With the pictures omitted, write out the entries that follow exactly as they stand.

[Excerpts from a figure dataset]
═══

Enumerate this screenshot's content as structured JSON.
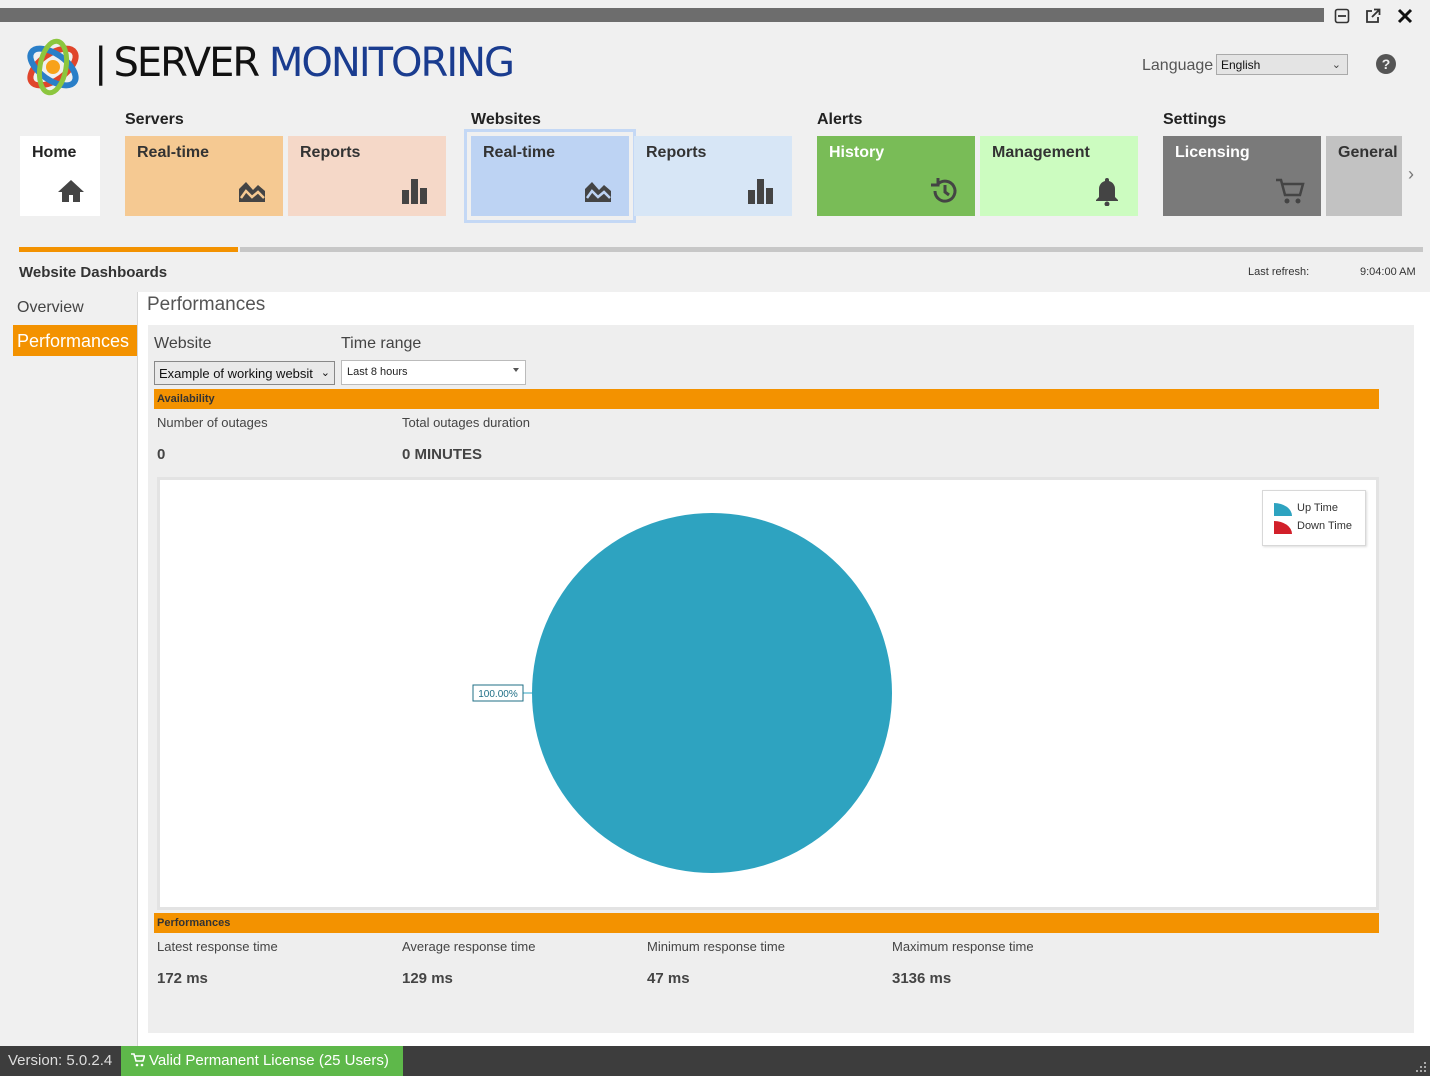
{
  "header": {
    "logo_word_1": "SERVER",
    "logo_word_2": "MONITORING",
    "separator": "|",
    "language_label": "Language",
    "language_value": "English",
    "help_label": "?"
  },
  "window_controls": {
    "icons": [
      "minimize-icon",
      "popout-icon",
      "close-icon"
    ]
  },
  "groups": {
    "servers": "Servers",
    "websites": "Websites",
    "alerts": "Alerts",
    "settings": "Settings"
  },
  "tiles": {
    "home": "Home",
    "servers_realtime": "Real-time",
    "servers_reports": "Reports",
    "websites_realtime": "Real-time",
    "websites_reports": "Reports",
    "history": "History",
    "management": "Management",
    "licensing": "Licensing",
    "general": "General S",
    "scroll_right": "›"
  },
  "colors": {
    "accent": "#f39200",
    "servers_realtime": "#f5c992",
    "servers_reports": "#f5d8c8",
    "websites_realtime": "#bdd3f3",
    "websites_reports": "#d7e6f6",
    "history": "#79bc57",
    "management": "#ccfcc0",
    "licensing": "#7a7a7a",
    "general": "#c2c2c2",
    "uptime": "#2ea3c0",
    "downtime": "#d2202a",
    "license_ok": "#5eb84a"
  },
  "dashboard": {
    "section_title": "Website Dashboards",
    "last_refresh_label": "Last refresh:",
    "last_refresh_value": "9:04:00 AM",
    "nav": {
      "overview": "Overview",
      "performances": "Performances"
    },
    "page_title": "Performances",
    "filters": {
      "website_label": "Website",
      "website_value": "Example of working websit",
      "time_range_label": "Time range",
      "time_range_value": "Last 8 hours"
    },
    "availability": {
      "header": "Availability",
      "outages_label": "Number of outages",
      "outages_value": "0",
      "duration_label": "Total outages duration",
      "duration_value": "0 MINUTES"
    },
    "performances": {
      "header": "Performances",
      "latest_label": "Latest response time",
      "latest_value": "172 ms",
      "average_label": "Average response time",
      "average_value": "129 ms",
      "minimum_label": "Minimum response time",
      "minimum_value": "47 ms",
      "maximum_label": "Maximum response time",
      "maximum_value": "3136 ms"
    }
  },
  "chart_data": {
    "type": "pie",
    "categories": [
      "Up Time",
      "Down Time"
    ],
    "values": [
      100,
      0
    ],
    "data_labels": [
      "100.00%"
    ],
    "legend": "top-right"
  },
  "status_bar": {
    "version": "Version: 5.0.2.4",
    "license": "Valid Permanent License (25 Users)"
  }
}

═══

**Solution below**
Enumerate this screenshot's content as structured JSON.
{
  "header": {
    "logo_word_1": "SERVER",
    "logo_word_2": "MONITORING",
    "separator": "|",
    "language_label": "Language",
    "language_value": "English",
    "help_label": "?"
  },
  "window_controls": {
    "icons": [
      "minimize-icon",
      "popout-icon",
      "close-icon"
    ]
  },
  "groups": {
    "servers": "Servers",
    "websites": "Websites",
    "alerts": "Alerts",
    "settings": "Settings"
  },
  "tiles": {
    "home": "Home",
    "servers_realtime": "Real-time",
    "servers_reports": "Reports",
    "websites_realtime": "Real-time",
    "websites_reports": "Reports",
    "history": "History",
    "management": "Management",
    "licensing": "Licensing",
    "general": "General S",
    "scroll_right": "›"
  },
  "colors": {
    "accent": "#f39200",
    "servers_realtime": "#f5c992",
    "servers_reports": "#f5d8c8",
    "websites_realtime": "#bdd3f3",
    "websites_reports": "#d7e6f6",
    "history": "#79bc57",
    "management": "#ccfcc0",
    "licensing": "#7a7a7a",
    "general": "#c2c2c2",
    "uptime": "#2ea3c0",
    "downtime": "#d2202a",
    "license_ok": "#5eb84a"
  },
  "dashboard": {
    "section_title": "Website Dashboards",
    "last_refresh_label": "Last refresh:",
    "last_refresh_value": "9:04:00 AM",
    "nav": {
      "overview": "Overview",
      "performances": "Performances"
    },
    "page_title": "Performances",
    "filters": {
      "website_label": "Website",
      "website_value": "Example of working websit",
      "time_range_label": "Time range",
      "time_range_value": "Last 8 hours"
    },
    "availability": {
      "header": "Availability",
      "outages_label": "Number of outages",
      "outages_value": "0",
      "duration_label": "Total outages duration",
      "duration_value": "0 MINUTES"
    },
    "performances": {
      "header": "Performances",
      "latest_label": "Latest response time",
      "latest_value": "172 ms",
      "average_label": "Average response time",
      "average_value": "129 ms",
      "minimum_label": "Minimum response time",
      "minimum_value": "47 ms",
      "maximum_label": "Maximum response time",
      "maximum_value": "3136 ms"
    }
  },
  "chart_data": {
    "type": "pie",
    "categories": [
      "Up Time",
      "Down Time"
    ],
    "values": [
      100,
      0
    ],
    "data_labels": [
      "100.00%"
    ],
    "legend": "top-right"
  },
  "status_bar": {
    "version": "Version: 5.0.2.4",
    "license": "Valid Permanent License (25 Users)"
  }
}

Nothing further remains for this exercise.